[Entries with figure data]

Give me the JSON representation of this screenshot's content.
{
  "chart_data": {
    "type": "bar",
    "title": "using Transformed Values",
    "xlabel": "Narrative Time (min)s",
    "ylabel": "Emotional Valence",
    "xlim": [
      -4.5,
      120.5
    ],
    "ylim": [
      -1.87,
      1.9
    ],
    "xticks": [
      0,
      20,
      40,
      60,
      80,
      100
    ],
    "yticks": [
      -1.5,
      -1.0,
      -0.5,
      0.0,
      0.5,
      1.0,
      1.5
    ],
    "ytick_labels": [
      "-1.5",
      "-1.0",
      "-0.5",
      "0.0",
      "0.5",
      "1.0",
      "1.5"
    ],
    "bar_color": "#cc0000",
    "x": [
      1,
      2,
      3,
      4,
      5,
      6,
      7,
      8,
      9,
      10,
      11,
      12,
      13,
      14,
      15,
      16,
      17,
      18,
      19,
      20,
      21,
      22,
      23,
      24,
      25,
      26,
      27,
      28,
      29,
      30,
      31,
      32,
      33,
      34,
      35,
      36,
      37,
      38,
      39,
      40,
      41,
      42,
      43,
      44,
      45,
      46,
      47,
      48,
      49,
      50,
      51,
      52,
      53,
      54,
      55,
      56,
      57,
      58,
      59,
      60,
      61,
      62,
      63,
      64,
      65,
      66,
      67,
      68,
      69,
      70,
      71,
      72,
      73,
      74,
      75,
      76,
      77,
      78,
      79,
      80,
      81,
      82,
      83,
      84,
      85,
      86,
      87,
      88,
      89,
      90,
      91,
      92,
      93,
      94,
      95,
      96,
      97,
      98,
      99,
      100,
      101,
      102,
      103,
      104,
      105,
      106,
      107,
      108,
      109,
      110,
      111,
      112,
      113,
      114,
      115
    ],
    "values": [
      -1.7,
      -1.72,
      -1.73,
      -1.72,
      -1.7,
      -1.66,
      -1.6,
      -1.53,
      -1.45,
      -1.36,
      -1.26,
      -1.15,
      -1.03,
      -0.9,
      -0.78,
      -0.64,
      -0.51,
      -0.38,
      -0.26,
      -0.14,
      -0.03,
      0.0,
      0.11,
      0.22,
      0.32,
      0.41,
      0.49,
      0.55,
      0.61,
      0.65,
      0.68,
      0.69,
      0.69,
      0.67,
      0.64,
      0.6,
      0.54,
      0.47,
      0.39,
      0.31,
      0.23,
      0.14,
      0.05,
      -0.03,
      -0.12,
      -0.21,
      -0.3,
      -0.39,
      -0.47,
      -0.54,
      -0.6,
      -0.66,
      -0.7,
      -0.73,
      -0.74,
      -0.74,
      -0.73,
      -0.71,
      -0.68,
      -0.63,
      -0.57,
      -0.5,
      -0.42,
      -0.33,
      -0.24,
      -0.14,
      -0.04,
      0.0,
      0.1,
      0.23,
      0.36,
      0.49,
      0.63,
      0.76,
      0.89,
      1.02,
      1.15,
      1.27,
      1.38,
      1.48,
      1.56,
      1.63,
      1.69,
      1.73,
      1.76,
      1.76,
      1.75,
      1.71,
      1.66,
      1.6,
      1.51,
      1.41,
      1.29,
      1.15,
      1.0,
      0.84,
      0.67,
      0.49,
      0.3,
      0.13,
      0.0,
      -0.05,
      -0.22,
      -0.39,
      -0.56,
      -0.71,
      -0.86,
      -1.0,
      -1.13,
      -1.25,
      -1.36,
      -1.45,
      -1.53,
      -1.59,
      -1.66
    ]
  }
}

Problem details:
Quote all of the entries verbatim.

Final result:
Give me the JSON representation of this screenshot's content.
{
  "chart_data": {
    "type": "bar",
    "title": "using Transformed Values",
    "xlabel": "Narrative Time (min)s",
    "ylabel": "Emotional Valence",
    "xlim": [
      -4.5,
      120.5
    ],
    "ylim": [
      -1.87,
      1.9
    ],
    "xticks": [
      0,
      20,
      40,
      60,
      80,
      100
    ],
    "yticks": [
      -1.5,
      -1.0,
      -0.5,
      0.0,
      0.5,
      1.0,
      1.5
    ],
    "ytick_labels": [
      "-1.5",
      "-1.0",
      "-0.5",
      "0.0",
      "0.5",
      "1.0",
      "1.5"
    ],
    "bar_color": "#cc0000",
    "x": [
      1,
      2,
      3,
      4,
      5,
      6,
      7,
      8,
      9,
      10,
      11,
      12,
      13,
      14,
      15,
      16,
      17,
      18,
      19,
      20,
      21,
      22,
      23,
      24,
      25,
      26,
      27,
      28,
      29,
      30,
      31,
      32,
      33,
      34,
      35,
      36,
      37,
      38,
      39,
      40,
      41,
      42,
      43,
      44,
      45,
      46,
      47,
      48,
      49,
      50,
      51,
      52,
      53,
      54,
      55,
      56,
      57,
      58,
      59,
      60,
      61,
      62,
      63,
      64,
      65,
      66,
      67,
      68,
      69,
      70,
      71,
      72,
      73,
      74,
      75,
      76,
      77,
      78,
      79,
      80,
      81,
      82,
      83,
      84,
      85,
      86,
      87,
      88,
      89,
      90,
      91,
      92,
      93,
      94,
      95,
      96,
      97,
      98,
      99,
      100,
      101,
      102,
      103,
      104,
      105,
      106,
      107,
      108,
      109,
      110,
      111,
      112,
      113,
      114,
      115
    ],
    "values": [
      -1.7,
      -1.72,
      -1.73,
      -1.72,
      -1.7,
      -1.66,
      -1.6,
      -1.53,
      -1.45,
      -1.36,
      -1.26,
      -1.15,
      -1.03,
      -0.9,
      -0.78,
      -0.64,
      -0.51,
      -0.38,
      -0.26,
      -0.14,
      -0.03,
      0.0,
      0.11,
      0.22,
      0.32,
      0.41,
      0.49,
      0.55,
      0.61,
      0.65,
      0.68,
      0.69,
      0.69,
      0.67,
      0.64,
      0.6,
      0.54,
      0.47,
      0.39,
      0.31,
      0.23,
      0.14,
      0.05,
      -0.03,
      -0.12,
      -0.21,
      -0.3,
      -0.39,
      -0.47,
      -0.54,
      -0.6,
      -0.66,
      -0.7,
      -0.73,
      -0.74,
      -0.74,
      -0.73,
      -0.71,
      -0.68,
      -0.63,
      -0.57,
      -0.5,
      -0.42,
      -0.33,
      -0.24,
      -0.14,
      -0.04,
      0.0,
      0.1,
      0.23,
      0.36,
      0.49,
      0.63,
      0.76,
      0.89,
      1.02,
      1.15,
      1.27,
      1.38,
      1.48,
      1.56,
      1.63,
      1.69,
      1.73,
      1.76,
      1.76,
      1.75,
      1.71,
      1.66,
      1.6,
      1.51,
      1.41,
      1.29,
      1.15,
      1.0,
      0.84,
      0.67,
      0.49,
      0.3,
      0.13,
      0.0,
      -0.05,
      -0.22,
      -0.39,
      -0.56,
      -0.71,
      -0.86,
      -1.0,
      -1.13,
      -1.25,
      -1.36,
      -1.45,
      -1.53,
      -1.59,
      -1.66
    ]
  }
}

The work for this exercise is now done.